[Rows from a dataset]
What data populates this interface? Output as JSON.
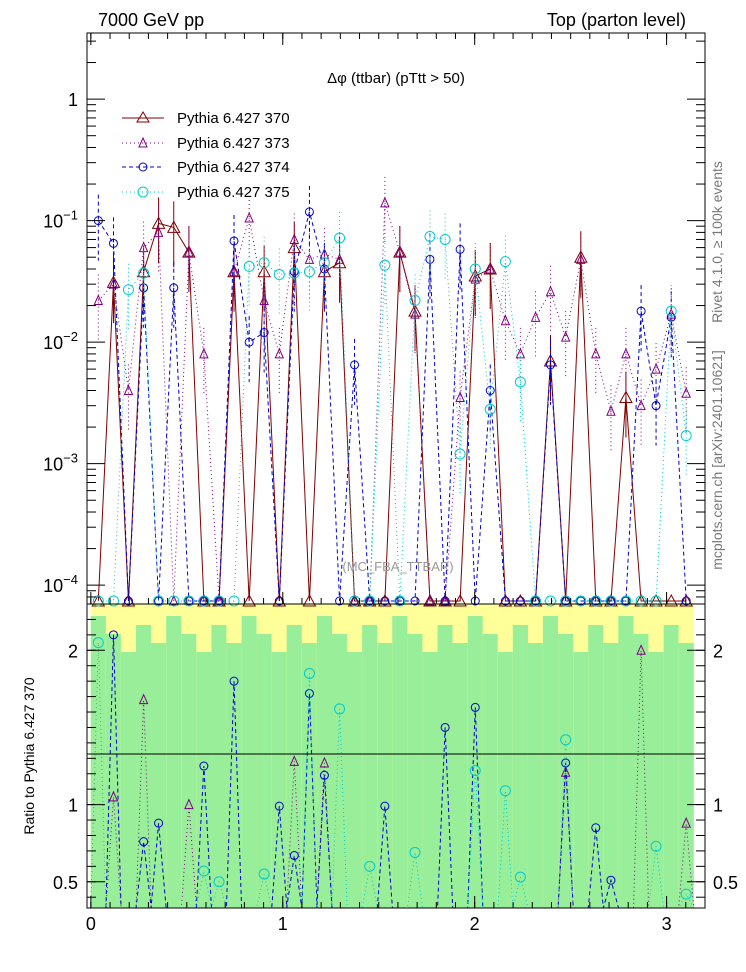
{
  "header": {
    "left": "7000 GeV pp",
    "right": "Top (parton level)",
    "side_top": "Rivet 4.1.0, ≥ 100k events",
    "side_bottom": "mcplots.cern.ch [arXiv:2401.10621]"
  },
  "colors": {
    "s370": "#800000",
    "s373": "#800080",
    "s374": "#0000cc",
    "s375": "#00cccc",
    "band_inner": "#99ee99",
    "band_outer": "#ffff99"
  },
  "chart_data": {
    "type": "line",
    "title": "Δφ (ttbar) (pTtt > 50)",
    "watermark": "(MC_FBA_TTBAR)",
    "xlabel": "",
    "ylabel_main": "",
    "ylabel_ratio": "Ratio to Pythia 6.427 370",
    "xlim": [
      -0.02,
      3.2
    ],
    "ylim_main": [
      7e-05,
      3.5
    ],
    "yscale_main": "log",
    "ylim_ratio": [
      0.33,
      2.3
    ],
    "x_ticks": [
      0,
      1,
      2,
      3
    ],
    "x_tick_labels": [
      "0",
      "1",
      "2",
      "3"
    ],
    "y_ticks_main": [
      0.0001,
      0.001,
      0.01,
      0.1,
      1
    ],
    "y_tick_labels_main": [
      "10^-4",
      "10^-3",
      "10^-2",
      "10^-1",
      "1"
    ],
    "y_ticks_ratio": [
      0.5,
      1,
      2
    ],
    "y_tick_labels_ratio": [
      "0.5",
      "1",
      "2"
    ],
    "legend_position": "top-left",
    "x": [
      0.039,
      0.118,
      0.196,
      0.275,
      0.353,
      0.432,
      0.511,
      0.589,
      0.668,
      0.746,
      0.825,
      0.903,
      0.982,
      1.06,
      1.139,
      1.217,
      1.296,
      1.374,
      1.453,
      1.532,
      1.61,
      1.689,
      1.767,
      1.846,
      1.924,
      2.003,
      2.081,
      2.16,
      2.238,
      2.317,
      2.395,
      2.474,
      2.553,
      2.631,
      2.71,
      2.788,
      2.867,
      2.945,
      3.024,
      3.102
    ],
    "series": [
      {
        "name": "Pythia 6.427 370",
        "marker": "triangle-up",
        "dash": "solid",
        "color": "#800000",
        "values": [
          0,
          0.031,
          0,
          0.038,
          0.095,
          0.088,
          0.055,
          0,
          0,
          0.038,
          0,
          0.038,
          0,
          0.06,
          0,
          0.038,
          0.045,
          0,
          0,
          0,
          0.055,
          0.018,
          0,
          0,
          0,
          0.035,
          0.04,
          0,
          0,
          0,
          0.007,
          0,
          0.05,
          0,
          0,
          0.0035,
          0,
          0,
          0,
          0
        ]
      },
      {
        "name": "Pythia 6.427 373",
        "marker": "triangle-up",
        "dash": "dotted",
        "color": "#800080",
        "values": [
          0.022,
          0.03,
          0.004,
          0.06,
          0.08,
          0,
          0.055,
          0.008,
          0,
          0.038,
          0.105,
          0.022,
          0.008,
          0.07,
          0.048,
          0.053,
          0.048,
          0,
          0,
          0.14,
          0.055,
          0.017,
          0,
          0,
          0.0035,
          0.033,
          0.04,
          0.015,
          0.008,
          0.016,
          0.026,
          0.011,
          0.048,
          0.008,
          0.0027,
          0.008,
          0.003,
          0.006,
          0.017,
          0.0038
        ]
      },
      {
        "name": "Pythia 6.427 374",
        "marker": "circle",
        "dash": "dashed",
        "color": "#0000cc",
        "values": [
          0.1,
          0.065,
          0,
          0.028,
          0,
          0.028,
          0,
          0,
          0,
          0.068,
          0.01,
          0.012,
          0,
          0.038,
          0.118,
          0.04,
          0,
          0.0065,
          0,
          0,
          0,
          0,
          0.048,
          0,
          0.058,
          0,
          0.004,
          0,
          0,
          0,
          0.0065,
          0,
          0,
          0,
          0,
          0,
          0.018,
          0.003,
          0.016,
          0
        ]
      },
      {
        "name": "Pythia 6.427 375",
        "marker": "circle",
        "dash": "dotted",
        "color": "#00cccc",
        "values": [
          0,
          0,
          0.027,
          0.037,
          0,
          0,
          0,
          0,
          0,
          0,
          0.042,
          0.045,
          0.036,
          0.037,
          0.038,
          0.045,
          0.072,
          0,
          0,
          0.043,
          0,
          0.022,
          0.074,
          0.07,
          0.0012,
          0.04,
          0.0028,
          0.046,
          0.0047,
          0,
          0,
          0,
          0,
          0,
          0,
          0,
          0,
          0,
          0.018,
          0.0017
        ]
      }
    ],
    "ratio_series": [
      {
        "name": "Pythia 6.427 373",
        "x": [
          0.118,
          0.275,
          0.511,
          1.06,
          1.217,
          2.474,
          2.867,
          3.102
        ],
        "values": [
          1.05,
          1.68,
          1.0,
          1.28,
          1.27,
          1.21,
          2.0,
          0.88
        ]
      },
      {
        "name": "Pythia 6.427 374",
        "x": [
          0.118,
          0.275,
          0.353,
          0.589,
          0.746,
          0.982,
          1.06,
          1.139,
          1.217,
          1.532,
          1.846,
          2.003,
          2.474,
          2.631,
          2.71
        ],
        "values": [
          2.1,
          0.76,
          0.88,
          1.25,
          1.8,
          0.99,
          0.67,
          1.72,
          1.19,
          0.99,
          1.5,
          1.63,
          1.27,
          0.85,
          0.51
        ]
      },
      {
        "name": "Pythia 6.427 375",
        "x": [
          0.039,
          0.589,
          0.668,
          0.903,
          1.139,
          1.296,
          1.453,
          1.689,
          2.003,
          2.16,
          2.238,
          2.474,
          2.945,
          3.102
        ],
        "values": [
          2.05,
          0.57,
          0.5,
          0.55,
          1.85,
          1.62,
          0.6,
          0.69,
          1.22,
          1.09,
          0.53,
          1.42,
          0.73,
          0.42
        ]
      }
    ]
  }
}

EXERCISE OBJECTIVE >>
Repeat the material exactly as it reads, without any of its pictures.

RESPONSE TO THIS TASK >>
What data populates this interface? Output as JSON.
{
  "header": {
    "left": "7000 GeV pp",
    "right": "Top (parton level)",
    "side_top": "Rivet 4.1.0, ≥ 100k events",
    "side_bottom": "mcplots.cern.ch [arXiv:2401.10621]"
  },
  "colors": {
    "s370": "#800000",
    "s373": "#800080",
    "s374": "#0000cc",
    "s375": "#00cccc",
    "band_inner": "#99ee99",
    "band_outer": "#ffff99"
  },
  "chart_data": {
    "type": "line",
    "title": "Δφ (ttbar) (pTtt > 50)",
    "watermark": "(MC_FBA_TTBAR)",
    "xlabel": "",
    "ylabel_main": "",
    "ylabel_ratio": "Ratio to Pythia 6.427 370",
    "xlim": [
      -0.02,
      3.2
    ],
    "ylim_main": [
      7e-05,
      3.5
    ],
    "yscale_main": "log",
    "ylim_ratio": [
      0.33,
      2.3
    ],
    "x_ticks": [
      0,
      1,
      2,
      3
    ],
    "x_tick_labels": [
      "0",
      "1",
      "2",
      "3"
    ],
    "y_ticks_main": [
      0.0001,
      0.001,
      0.01,
      0.1,
      1
    ],
    "y_tick_labels_main": [
      "10^-4",
      "10^-3",
      "10^-2",
      "10^-1",
      "1"
    ],
    "y_ticks_ratio": [
      0.5,
      1,
      2
    ],
    "y_tick_labels_ratio": [
      "0.5",
      "1",
      "2"
    ],
    "legend_position": "top-left",
    "x": [
      0.039,
      0.118,
      0.196,
      0.275,
      0.353,
      0.432,
      0.511,
      0.589,
      0.668,
      0.746,
      0.825,
      0.903,
      0.982,
      1.06,
      1.139,
      1.217,
      1.296,
      1.374,
      1.453,
      1.532,
      1.61,
      1.689,
      1.767,
      1.846,
      1.924,
      2.003,
      2.081,
      2.16,
      2.238,
      2.317,
      2.395,
      2.474,
      2.553,
      2.631,
      2.71,
      2.788,
      2.867,
      2.945,
      3.024,
      3.102
    ],
    "series": [
      {
        "name": "Pythia 6.427 370",
        "marker": "triangle-up",
        "dash": "solid",
        "color": "#800000",
        "values": [
          0,
          0.031,
          0,
          0.038,
          0.095,
          0.088,
          0.055,
          0,
          0,
          0.038,
          0,
          0.038,
          0,
          0.06,
          0,
          0.038,
          0.045,
          0,
          0,
          0,
          0.055,
          0.018,
          0,
          0,
          0,
          0.035,
          0.04,
          0,
          0,
          0,
          0.007,
          0,
          0.05,
          0,
          0,
          0.0035,
          0,
          0,
          0,
          0
        ]
      },
      {
        "name": "Pythia 6.427 373",
        "marker": "triangle-up",
        "dash": "dotted",
        "color": "#800080",
        "values": [
          0.022,
          0.03,
          0.004,
          0.06,
          0.08,
          0,
          0.055,
          0.008,
          0,
          0.038,
          0.105,
          0.022,
          0.008,
          0.07,
          0.048,
          0.053,
          0.048,
          0,
          0,
          0.14,
          0.055,
          0.017,
          0,
          0,
          0.0035,
          0.033,
          0.04,
          0.015,
          0.008,
          0.016,
          0.026,
          0.011,
          0.048,
          0.008,
          0.0027,
          0.008,
          0.003,
          0.006,
          0.017,
          0.0038
        ]
      },
      {
        "name": "Pythia 6.427 374",
        "marker": "circle",
        "dash": "dashed",
        "color": "#0000cc",
        "values": [
          0.1,
          0.065,
          0,
          0.028,
          0,
          0.028,
          0,
          0,
          0,
          0.068,
          0.01,
          0.012,
          0,
          0.038,
          0.118,
          0.04,
          0,
          0.0065,
          0,
          0,
          0,
          0,
          0.048,
          0,
          0.058,
          0,
          0.004,
          0,
          0,
          0,
          0.0065,
          0,
          0,
          0,
          0,
          0,
          0.018,
          0.003,
          0.016,
          0
        ]
      },
      {
        "name": "Pythia 6.427 375",
        "marker": "circle",
        "dash": "dotted",
        "color": "#00cccc",
        "values": [
          0,
          0,
          0.027,
          0.037,
          0,
          0,
          0,
          0,
          0,
          0,
          0.042,
          0.045,
          0.036,
          0.037,
          0.038,
          0.045,
          0.072,
          0,
          0,
          0.043,
          0,
          0.022,
          0.074,
          0.07,
          0.0012,
          0.04,
          0.0028,
          0.046,
          0.0047,
          0,
          0,
          0,
          0,
          0,
          0,
          0,
          0,
          0,
          0.018,
          0.0017
        ]
      }
    ],
    "ratio_series": [
      {
        "name": "Pythia 6.427 373",
        "x": [
          0.118,
          0.275,
          0.511,
          1.06,
          1.217,
          2.474,
          2.867,
          3.102
        ],
        "values": [
          1.05,
          1.68,
          1.0,
          1.28,
          1.27,
          1.21,
          2.0,
          0.88
        ]
      },
      {
        "name": "Pythia 6.427 374",
        "x": [
          0.118,
          0.275,
          0.353,
          0.589,
          0.746,
          0.982,
          1.06,
          1.139,
          1.217,
          1.532,
          1.846,
          2.003,
          2.474,
          2.631,
          2.71
        ],
        "values": [
          2.1,
          0.76,
          0.88,
          1.25,
          1.8,
          0.99,
          0.67,
          1.72,
          1.19,
          0.99,
          1.5,
          1.63,
          1.27,
          0.85,
          0.51
        ]
      },
      {
        "name": "Pythia 6.427 375",
        "x": [
          0.039,
          0.589,
          0.668,
          0.903,
          1.139,
          1.296,
          1.453,
          1.689,
          2.003,
          2.16,
          2.238,
          2.474,
          2.945,
          3.102
        ],
        "values": [
          2.05,
          0.57,
          0.5,
          0.55,
          1.85,
          1.62,
          0.6,
          0.69,
          1.22,
          1.09,
          0.53,
          1.42,
          0.73,
          0.42
        ]
      }
    ]
  }
}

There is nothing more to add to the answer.